→ Exercise details
Copy each line with the word "Beans" in it.
--- BEGIN Data supplied ---
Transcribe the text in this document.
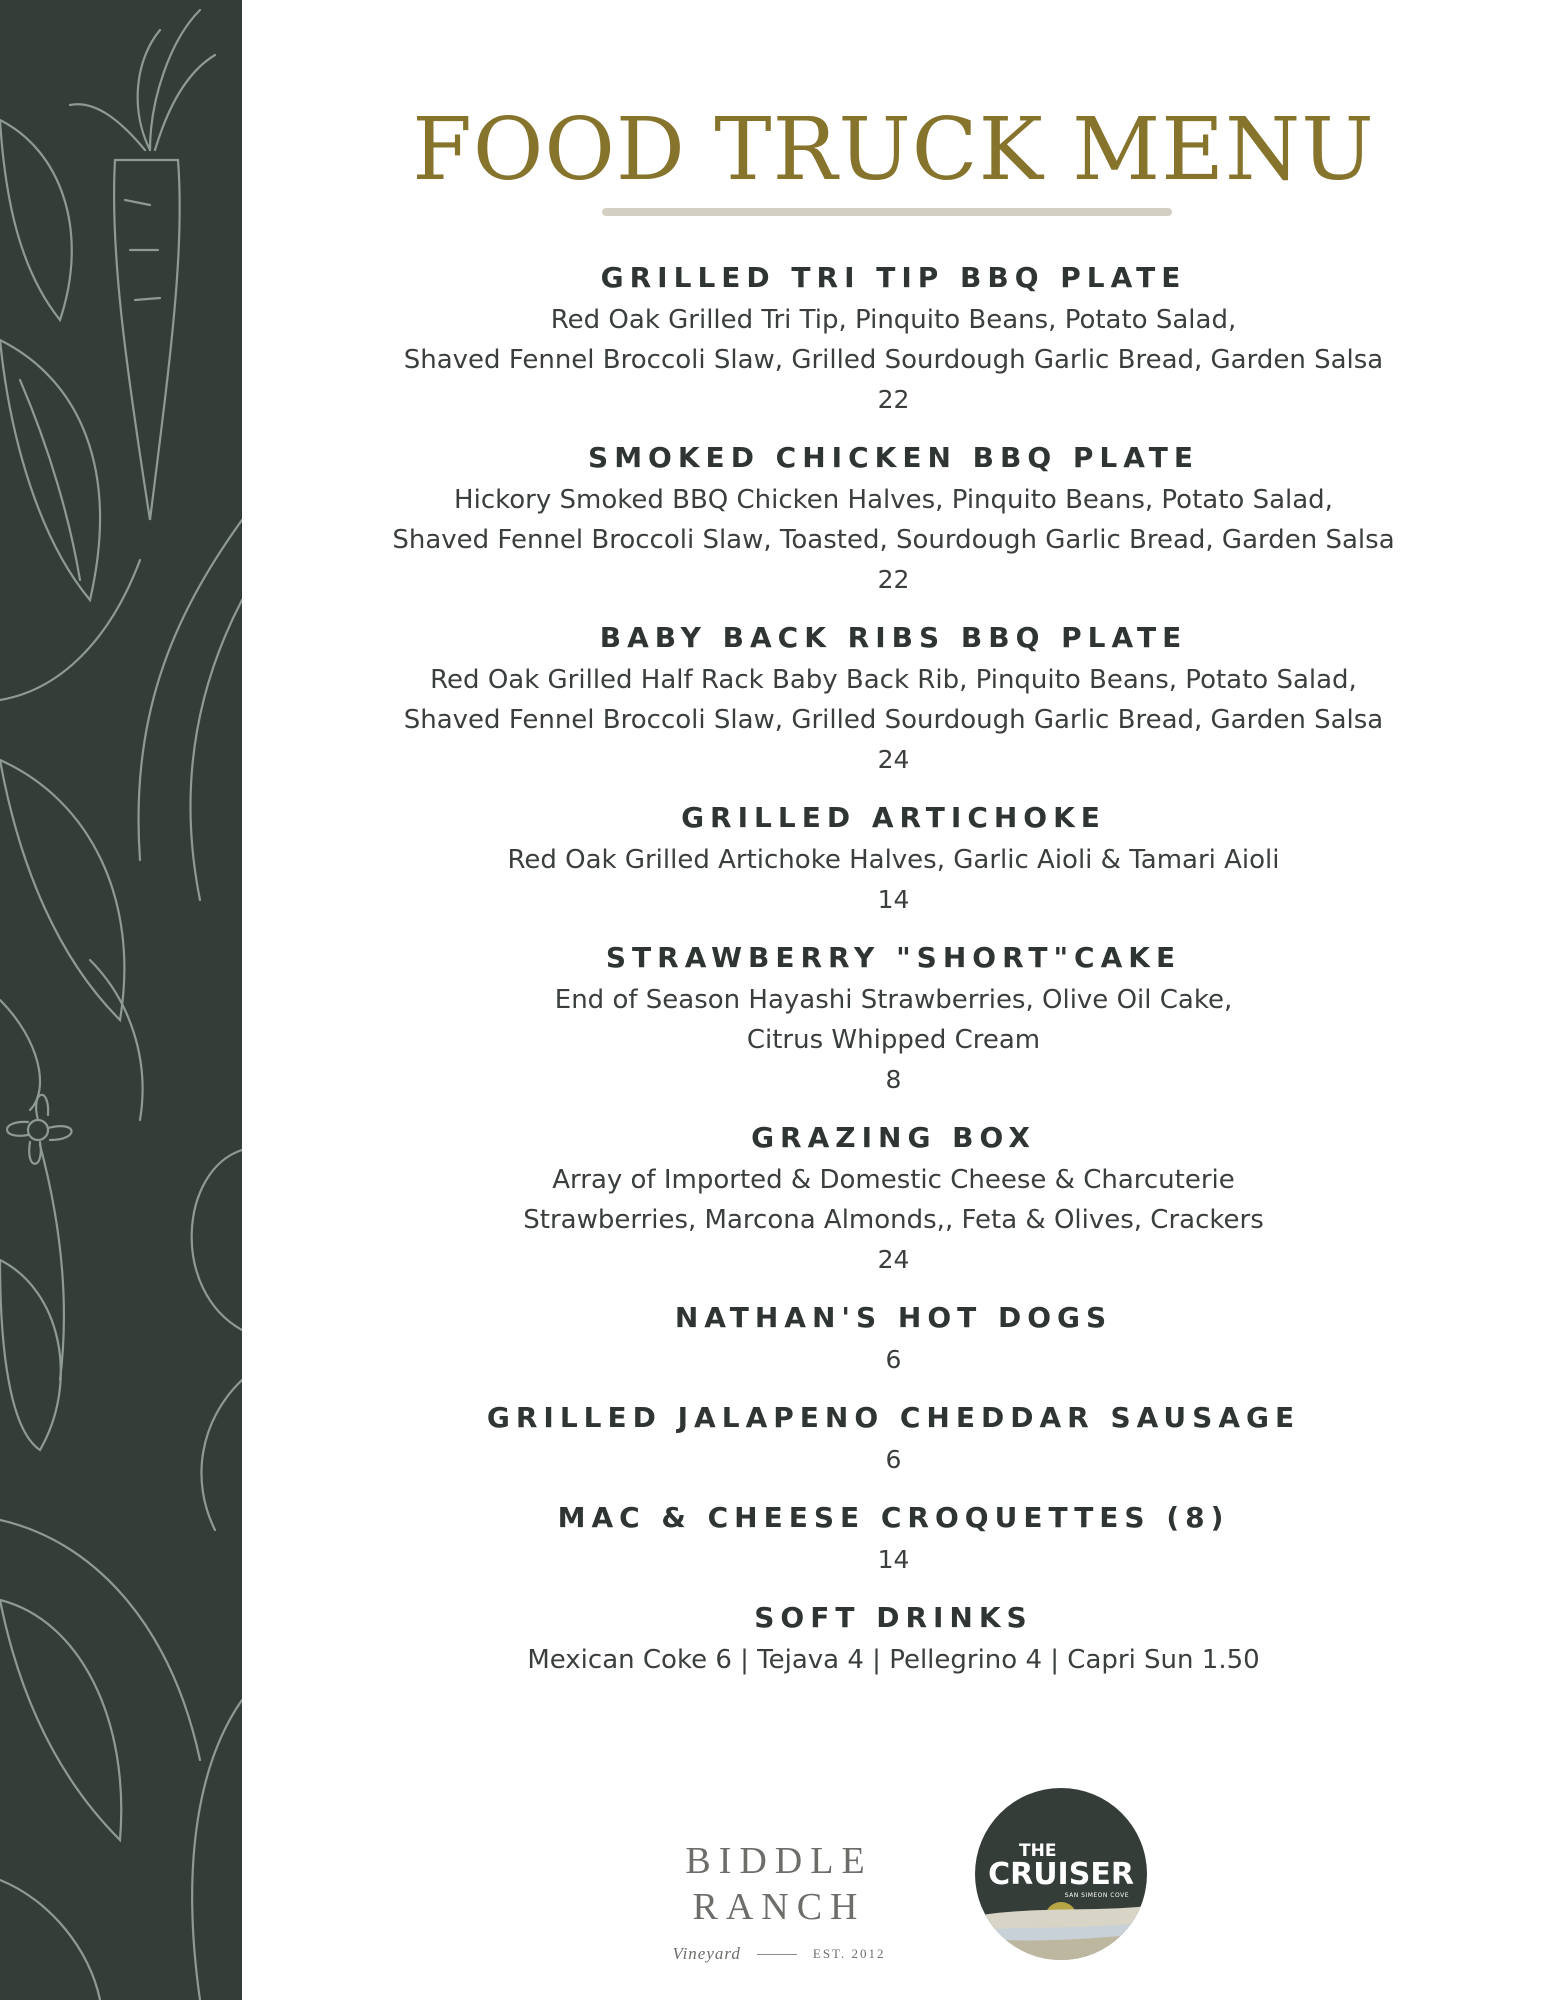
FOOD TRUCK MENU
GRILLED TRI TIP BBQ PLATE
Red Oak Grilled Tri Tip, Pinquito Beans, Potato Salad,
Shaved Fennel Broccoli Slaw, Grilled Sourdough Garlic Bread, Garden Salsa
22
SMOKED CHICKEN BBQ PLATE
Hickory Smoked BBQ Chicken Halves, Pinquito Beans, Potato Salad,
Shaved Fennel Broccoli Slaw, Toasted, Sourdough Garlic Bread, Garden Salsa
22
BABY BACK RIBS BBQ PLATE
Red Oak Grilled Half Rack Baby Back Rib, Pinquito Beans, Potato Salad,
Shaved Fennel Broccoli Slaw, Grilled Sourdough Garlic Bread, Garden Salsa
24
GRILLED ARTICHOKE
Red Oak Grilled Artichoke Halves, Garlic Aioli & Tamari Aioli
14
STRAWBERRY "SHORT"CAKE
End of Season Hayashi Strawberries, Olive Oil Cake,
Citrus Whipped Cream
8
GRAZING BOX
Array of Imported & Domestic Cheese & Charcuterie
Strawberries, Marcona Almonds,, Feta & Olives, Crackers
24
NATHAN'S HOT DOGS
6
GRILLED JALAPENO CHEDDAR SAUSAGE
6
MAC & CHEESE CROQUETTES (8)
14
SOFT DRINKS
Mexican Coke 6 | Tejava 4 | Pellegrino 4 | Capri Sun 1.50
BIDDLE RANCH
Vineyard	EST. 2012
THE
CRUISER
SAN SIMEON COVE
--- END Data supplied ---
→ Answer to this problem
Red Oak Grilled Tri Tip, Pinquito Beans, Potato Salad,
Hickory Smoked BBQ Chicken Halves, Pinquito Beans, Potato Salad,
Red Oak Grilled Half Rack Baby Back Rib, Pinquito Beans, Potato Salad,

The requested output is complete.